### PROVIDED INFORMATION
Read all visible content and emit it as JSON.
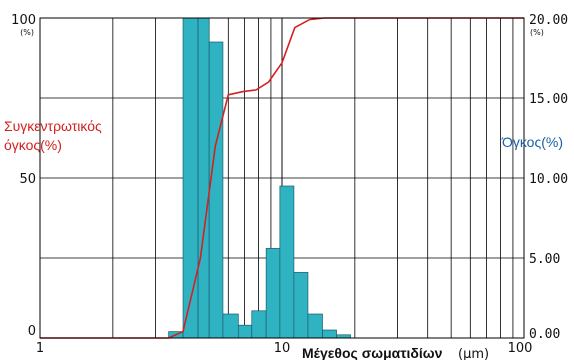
{
  "chart_data": {
    "type": "bar",
    "xlabel": "Μέγεθος σωματιδίων",
    "xlabel_unit": "(μm)",
    "x_scale": "log",
    "xlim": [
      1,
      100
    ],
    "x_ticks": [
      "1",
      "10",
      "100"
    ],
    "left_axis": {
      "label": "Συγκεντρωτικός όγκος(%)",
      "label_line1": "Συγκεντρωτικός",
      "label_line2": "όγκος(%)",
      "ylim": [
        0,
        100
      ],
      "ticks": [
        "0",
        "50",
        "100"
      ],
      "unit": "(%)"
    },
    "right_axis": {
      "label": "Όγκος(%)",
      "ylim": [
        0,
        20
      ],
      "ticks": [
        "0.00",
        "5.00",
        "10.00",
        "15.00",
        "20.00"
      ],
      "unit": "(%)"
    },
    "grid": true,
    "colors": {
      "bars": "#2fb3c3",
      "bar_edge": "#1d5c68",
      "line": "#d42020",
      "grid": "#000000"
    },
    "bars": [
      {
        "x_start": 3.4,
        "x_end": 3.9,
        "value": 0.4
      },
      {
        "x_start": 3.9,
        "x_end": 4.5,
        "value": 20.0
      },
      {
        "x_start": 4.5,
        "x_end": 5.0,
        "value": 20.0
      },
      {
        "x_start": 5.0,
        "x_end": 5.7,
        "value": 18.5
      },
      {
        "x_start": 5.7,
        "x_end": 6.6,
        "value": 1.5
      },
      {
        "x_start": 6.6,
        "x_end": 7.5,
        "value": 0.8
      },
      {
        "x_start": 7.5,
        "x_end": 8.6,
        "value": 1.7
      },
      {
        "x_start": 8.6,
        "x_end": 9.8,
        "value": 5.6
      },
      {
        "x_start": 9.8,
        "x_end": 11.2,
        "value": 9.5
      },
      {
        "x_start": 11.2,
        "x_end": 12.8,
        "value": 4.1
      },
      {
        "x_start": 12.8,
        "x_end": 14.7,
        "value": 1.5
      },
      {
        "x_start": 14.7,
        "x_end": 16.8,
        "value": 0.5
      },
      {
        "x_start": 16.8,
        "x_end": 19.2,
        "value": 0.2
      }
    ],
    "cumulative_line": {
      "x": [
        1.0,
        3.4,
        3.9,
        4.6,
        5.3,
        6.0,
        6.9,
        7.8,
        8.8,
        10.0,
        11.3,
        13.0,
        15.0,
        20.0,
        100.0
      ],
      "y": [
        0,
        0,
        2,
        25,
        60,
        76,
        77,
        77.5,
        80,
        86,
        97,
        99.5,
        100,
        100,
        100
      ]
    }
  }
}
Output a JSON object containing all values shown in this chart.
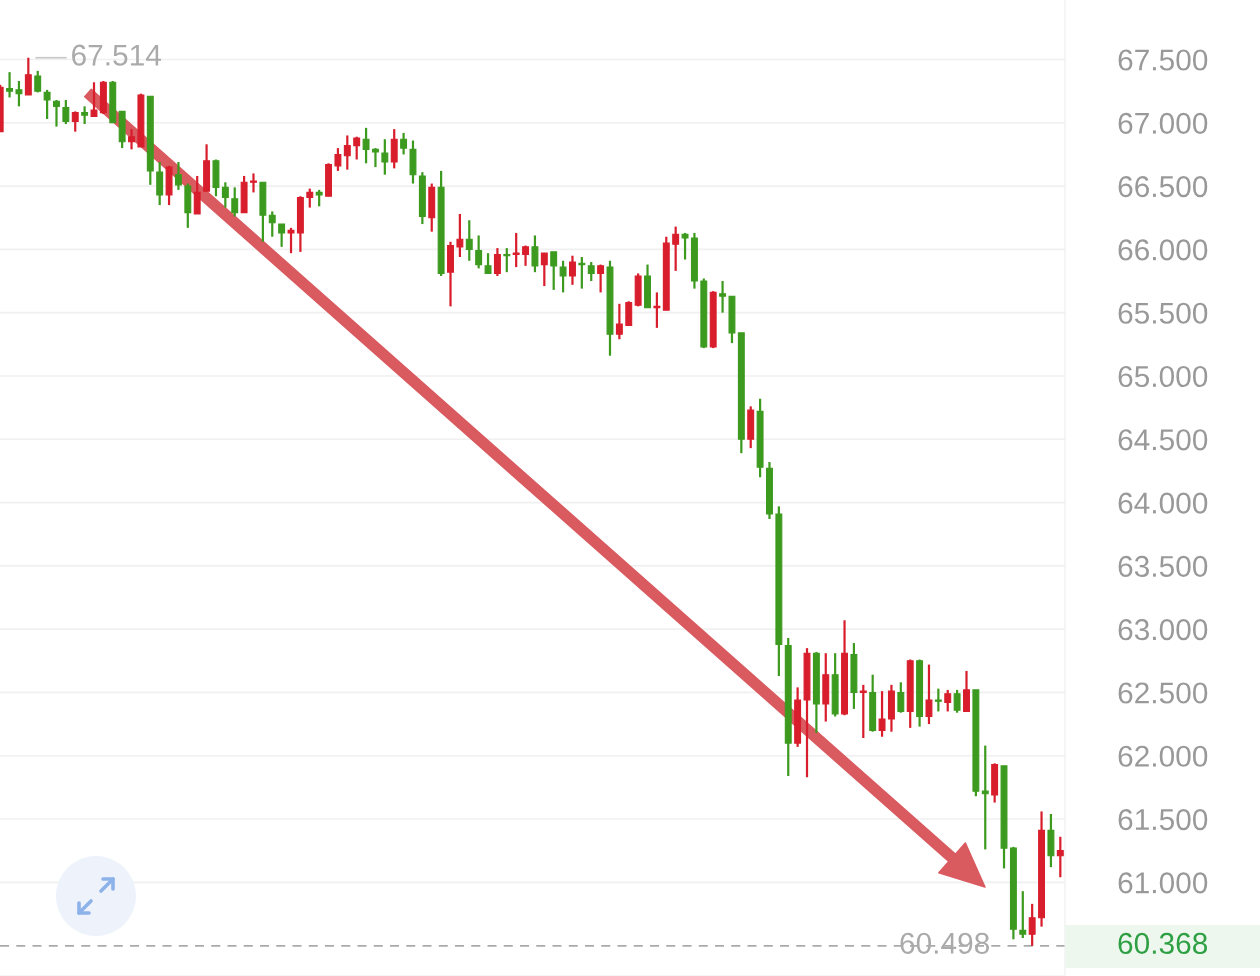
{
  "chart_data": {
    "type": "candlestick",
    "categories": [
      null,
      null,
      null,
      null,
      null,
      null,
      null,
      null,
      null,
      null,
      null,
      null,
      null,
      null,
      null,
      null,
      null,
      null,
      null,
      null,
      null,
      null,
      null,
      null,
      null,
      null,
      null,
      null,
      null,
      null,
      null,
      null,
      null,
      null,
      null,
      null,
      null,
      null,
      null,
      null,
      null,
      null,
      null,
      null,
      null,
      null,
      null,
      null,
      null,
      null,
      null,
      null,
      null,
      null,
      null,
      null,
      null,
      null,
      null,
      null,
      null,
      null,
      null,
      null,
      null,
      null,
      null,
      null,
      null,
      null,
      null,
      null,
      null,
      null,
      null,
      null,
      null,
      null,
      null,
      null,
      null,
      null,
      null,
      null,
      null,
      null,
      null,
      null,
      null,
      null,
      null,
      null,
      null,
      null,
      null,
      null,
      null,
      null,
      null,
      null,
      null,
      null,
      null,
      null,
      null,
      null,
      null,
      null,
      null,
      null,
      null,
      null,
      null,
      null
    ],
    "ohlc": [
      [
        66.93,
        67.3,
        66.93,
        67.28
      ],
      [
        67.27,
        67.4,
        67.2,
        67.25
      ],
      [
        67.26,
        67.33,
        67.13,
        67.23
      ],
      [
        67.22,
        67.514,
        67.22,
        67.38
      ],
      [
        67.37,
        67.41,
        67.24,
        67.25
      ],
      [
        67.24,
        67.26,
        67.03,
        67.18
      ],
      [
        67.17,
        67.18,
        66.97,
        67.13
      ],
      [
        67.12,
        67.18,
        66.99,
        67.01
      ],
      [
        67.01,
        67.09,
        66.93,
        67.08
      ],
      [
        67.08,
        67.13,
        66.99,
        67.06
      ],
      [
        67.05,
        67.32,
        67.05,
        67.1
      ],
      [
        67.08,
        67.33,
        67.07,
        67.32
      ],
      [
        67.32,
        67.33,
        67.0,
        67.0
      ],
      [
        67.09,
        67.09,
        66.8,
        66.85
      ],
      [
        66.85,
        66.95,
        66.79,
        66.89
      ],
      [
        66.81,
        67.23,
        66.81,
        67.22
      ],
      [
        67.21,
        67.21,
        66.51,
        66.62
      ],
      [
        66.61,
        66.69,
        66.35,
        66.43
      ],
      [
        66.43,
        66.66,
        66.35,
        66.65
      ],
      [
        66.59,
        66.69,
        66.47,
        66.51
      ],
      [
        66.5,
        66.52,
        66.17,
        66.29
      ],
      [
        66.28,
        66.58,
        66.28,
        66.45
      ],
      [
        66.46,
        66.83,
        66.46,
        66.7
      ],
      [
        66.7,
        66.71,
        66.42,
        66.49
      ],
      [
        66.49,
        66.53,
        66.33,
        66.41
      ],
      [
        66.4,
        66.49,
        66.26,
        66.29
      ],
      [
        66.29,
        66.58,
        66.29,
        66.53
      ],
      [
        66.53,
        66.6,
        66.45,
        66.54
      ],
      [
        66.53,
        66.53,
        66.06,
        66.27
      ],
      [
        66.27,
        66.3,
        66.1,
        66.21
      ],
      [
        66.2,
        66.2,
        66.02,
        66.13
      ],
      [
        66.13,
        66.17,
        65.97,
        66.15
      ],
      [
        66.13,
        66.42,
        65.98,
        66.41
      ],
      [
        66.41,
        66.48,
        66.33,
        66.45
      ],
      [
        66.45,
        66.47,
        66.34,
        66.43
      ],
      [
        66.42,
        66.68,
        66.42,
        66.67
      ],
      [
        66.66,
        66.8,
        66.62,
        66.75
      ],
      [
        66.74,
        66.9,
        66.63,
        66.82
      ],
      [
        66.82,
        66.89,
        66.71,
        66.88
      ],
      [
        66.87,
        66.96,
        66.68,
        66.79
      ],
      [
        66.79,
        66.8,
        66.65,
        66.77
      ],
      [
        66.76,
        66.87,
        66.59,
        66.69
      ],
      [
        66.69,
        66.95,
        66.64,
        66.87
      ],
      [
        66.87,
        66.92,
        66.75,
        66.8
      ],
      [
        66.79,
        66.86,
        66.52,
        66.59
      ],
      [
        66.58,
        66.61,
        66.2,
        66.26
      ],
      [
        66.25,
        66.52,
        66.14,
        66.49
      ],
      [
        66.49,
        66.62,
        65.79,
        65.81
      ],
      [
        65.82,
        66.06,
        65.55,
        66.03
      ],
      [
        66.02,
        66.28,
        65.94,
        66.08
      ],
      [
        66.08,
        66.23,
        65.91,
        66.0
      ],
      [
        65.99,
        66.11,
        65.85,
        65.88
      ],
      [
        65.87,
        65.97,
        65.81,
        65.81
      ],
      [
        65.81,
        66.01,
        65.79,
        65.96
      ],
      [
        65.96,
        66.01,
        65.82,
        65.95
      ],
      [
        65.96,
        66.13,
        65.86,
        65.97
      ],
      [
        65.96,
        66.03,
        65.87,
        66.02
      ],
      [
        66.02,
        66.11,
        65.82,
        65.87
      ],
      [
        65.88,
        65.97,
        65.71,
        65.97
      ],
      [
        65.98,
        65.98,
        65.68,
        65.87
      ],
      [
        65.86,
        65.91,
        65.66,
        65.79
      ],
      [
        65.79,
        65.95,
        65.72,
        65.9
      ],
      [
        65.89,
        65.94,
        65.69,
        65.88
      ],
      [
        65.87,
        65.9,
        65.75,
        65.81
      ],
      [
        65.81,
        65.88,
        65.66,
        65.87
      ],
      [
        65.86,
        65.91,
        65.16,
        65.33
      ],
      [
        65.33,
        65.57,
        65.29,
        65.41
      ],
      [
        65.4,
        65.59,
        65.4,
        65.58
      ],
      [
        65.56,
        65.81,
        65.55,
        65.79
      ],
      [
        65.79,
        65.88,
        65.54,
        65.54
      ],
      [
        65.54,
        65.66,
        65.38,
        65.55
      ],
      [
        65.52,
        66.1,
        65.52,
        66.05
      ],
      [
        66.04,
        66.18,
        65.83,
        66.12
      ],
      [
        66.12,
        66.13,
        65.92,
        66.09
      ],
      [
        66.09,
        66.13,
        65.69,
        65.75
      ],
      [
        65.75,
        65.77,
        65.22,
        65.23
      ],
      [
        65.23,
        65.67,
        65.22,
        65.66
      ],
      [
        65.65,
        65.75,
        65.5,
        65.63
      ],
      [
        65.63,
        65.63,
        65.26,
        65.34
      ],
      [
        65.34,
        65.34,
        64.39,
        64.5
      ],
      [
        64.5,
        64.76,
        64.43,
        64.73
      ],
      [
        64.72,
        64.82,
        64.2,
        64.28
      ],
      [
        64.27,
        64.32,
        63.87,
        63.91
      ],
      [
        63.91,
        63.97,
        62.63,
        62.88
      ],
      [
        62.87,
        62.93,
        61.84,
        62.1
      ],
      [
        62.1,
        62.54,
        62.07,
        62.44
      ],
      [
        62.44,
        62.85,
        61.83,
        62.81
      ],
      [
        62.81,
        62.82,
        62.18,
        62.41
      ],
      [
        62.41,
        62.81,
        62.27,
        62.64
      ],
      [
        62.64,
        62.81,
        62.31,
        62.33
      ],
      [
        62.33,
        63.07,
        62.32,
        62.81
      ],
      [
        62.8,
        62.89,
        62.37,
        62.5
      ],
      [
        62.5,
        62.56,
        62.14,
        62.51
      ],
      [
        62.5,
        62.64,
        62.19,
        62.2
      ],
      [
        62.2,
        62.51,
        62.15,
        62.29
      ],
      [
        62.29,
        62.56,
        62.19,
        62.51
      ],
      [
        62.5,
        62.58,
        62.34,
        62.35
      ],
      [
        62.35,
        62.76,
        62.22,
        62.75
      ],
      [
        62.75,
        62.76,
        62.23,
        62.31
      ],
      [
        62.31,
        62.72,
        62.25,
        62.44
      ],
      [
        62.44,
        62.53,
        62.35,
        62.43
      ],
      [
        62.42,
        62.52,
        62.35,
        62.49
      ],
      [
        62.49,
        62.52,
        62.34,
        62.36
      ],
      [
        62.35,
        62.67,
        62.35,
        62.52
      ],
      [
        62.52,
        62.52,
        61.68,
        61.72
      ],
      [
        61.72,
        62.08,
        61.26,
        61.7
      ],
      [
        61.69,
        61.94,
        61.63,
        61.93
      ],
      [
        61.92,
        61.92,
        61.11,
        61.27
      ],
      [
        61.27,
        61.28,
        60.55,
        60.63
      ],
      [
        60.62,
        60.93,
        60.56,
        60.59
      ],
      [
        60.59,
        60.83,
        60.498,
        60.72
      ],
      [
        60.72,
        61.56,
        60.65,
        61.41
      ],
      [
        61.41,
        61.54,
        61.12,
        61.21
      ],
      [
        61.21,
        61.36,
        61.04,
        61.25
      ]
    ],
    "colors": [
      "#d81e2c",
      "#3c9a1f",
      "#3c9a1f",
      "#d81e2c",
      "#3c9a1f",
      "#3c9a1f",
      "#3c9a1f",
      "#3c9a1f",
      "#d81e2c",
      "#3c9a1f",
      "#d81e2c",
      "#d81e2c",
      "#3c9a1f",
      "#3c9a1f",
      "#d81e2c",
      "#d81e2c",
      "#3c9a1f",
      "#3c9a1f",
      "#d81e2c",
      "#3c9a1f",
      "#3c9a1f",
      "#d81e2c",
      "#d81e2c",
      "#3c9a1f",
      "#3c9a1f",
      "#3c9a1f",
      "#d81e2c",
      "#d81e2c",
      "#3c9a1f",
      "#3c9a1f",
      "#3c9a1f",
      "#d81e2c",
      "#d81e2c",
      "#d81e2c",
      "#3c9a1f",
      "#d81e2c",
      "#d81e2c",
      "#d81e2c",
      "#d81e2c",
      "#3c9a1f",
      "#3c9a1f",
      "#3c9a1f",
      "#d81e2c",
      "#3c9a1f",
      "#3c9a1f",
      "#3c9a1f",
      "#d81e2c",
      "#3c9a1f",
      "#d81e2c",
      "#d81e2c",
      "#3c9a1f",
      "#3c9a1f",
      "#3c9a1f",
      "#d81e2c",
      "#3c9a1f",
      "#d81e2c",
      "#d81e2c",
      "#3c9a1f",
      "#d81e2c",
      "#3c9a1f",
      "#3c9a1f",
      "#d81e2c",
      "#3c9a1f",
      "#3c9a1f",
      "#d81e2c",
      "#3c9a1f",
      "#d81e2c",
      "#d81e2c",
      "#d81e2c",
      "#3c9a1f",
      "#d81e2c",
      "#d81e2c",
      "#d81e2c",
      "#3c9a1f",
      "#3c9a1f",
      "#3c9a1f",
      "#d81e2c",
      "#3c9a1f",
      "#3c9a1f",
      "#3c9a1f",
      "#d81e2c",
      "#3c9a1f",
      "#3c9a1f",
      "#3c9a1f",
      "#3c9a1f",
      "#d81e2c",
      "#d81e2c",
      "#3c9a1f",
      "#d81e2c",
      "#3c9a1f",
      "#d81e2c",
      "#3c9a1f",
      "#d81e2c",
      "#3c9a1f",
      "#d81e2c",
      "#d81e2c",
      "#3c9a1f",
      "#d81e2c",
      "#3c9a1f",
      "#d81e2c",
      "#3c9a1f",
      "#d81e2c",
      "#3c9a1f",
      "#d81e2c",
      "#3c9a1f",
      "#3c9a1f",
      "#d81e2c",
      "#3c9a1f",
      "#3c9a1f",
      "#3c9a1f",
      "#d81e2c",
      "#d81e2c",
      "#3c9a1f",
      "#d81e2c"
    ],
    "ylim": [
      60.26,
      67.97
    ],
    "yticks": [
      {
        "value": 61.0,
        "label": "61.000"
      },
      {
        "value": 61.5,
        "label": "61.500"
      },
      {
        "value": 62.0,
        "label": "62.000"
      },
      {
        "value": 62.5,
        "label": "62.500"
      },
      {
        "value": 63.0,
        "label": "63.000"
      },
      {
        "value": 63.5,
        "label": "63.500"
      },
      {
        "value": 64.0,
        "label": "64.000"
      },
      {
        "value": 64.5,
        "label": "64.500"
      },
      {
        "value": 65.0,
        "label": "65.000"
      },
      {
        "value": 65.5,
        "label": "65.500"
      },
      {
        "value": 66.0,
        "label": "66.000"
      },
      {
        "value": 66.5,
        "label": "66.500"
      },
      {
        "value": 67.0,
        "label": "67.000"
      },
      {
        "value": 67.5,
        "label": "67.500"
      }
    ],
    "grid": "y",
    "tick_labels": "y",
    "ref_lines": [
      {
        "axis": "y",
        "value": 60.498,
        "label": "60.498",
        "color": "#aaaaaa",
        "line_style": "dashed"
      }
    ],
    "annotations": [
      "67.514",
      "60.368"
    ]
  }
}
######
▸ **DIRECTIVE**
From the entries above, copy out every line where the string "JSON" appears.

▸ **WRITTEN SOLUTION**
Read all visible content and emit it as JSON.
Output a JSON object containing all values shown in this chart.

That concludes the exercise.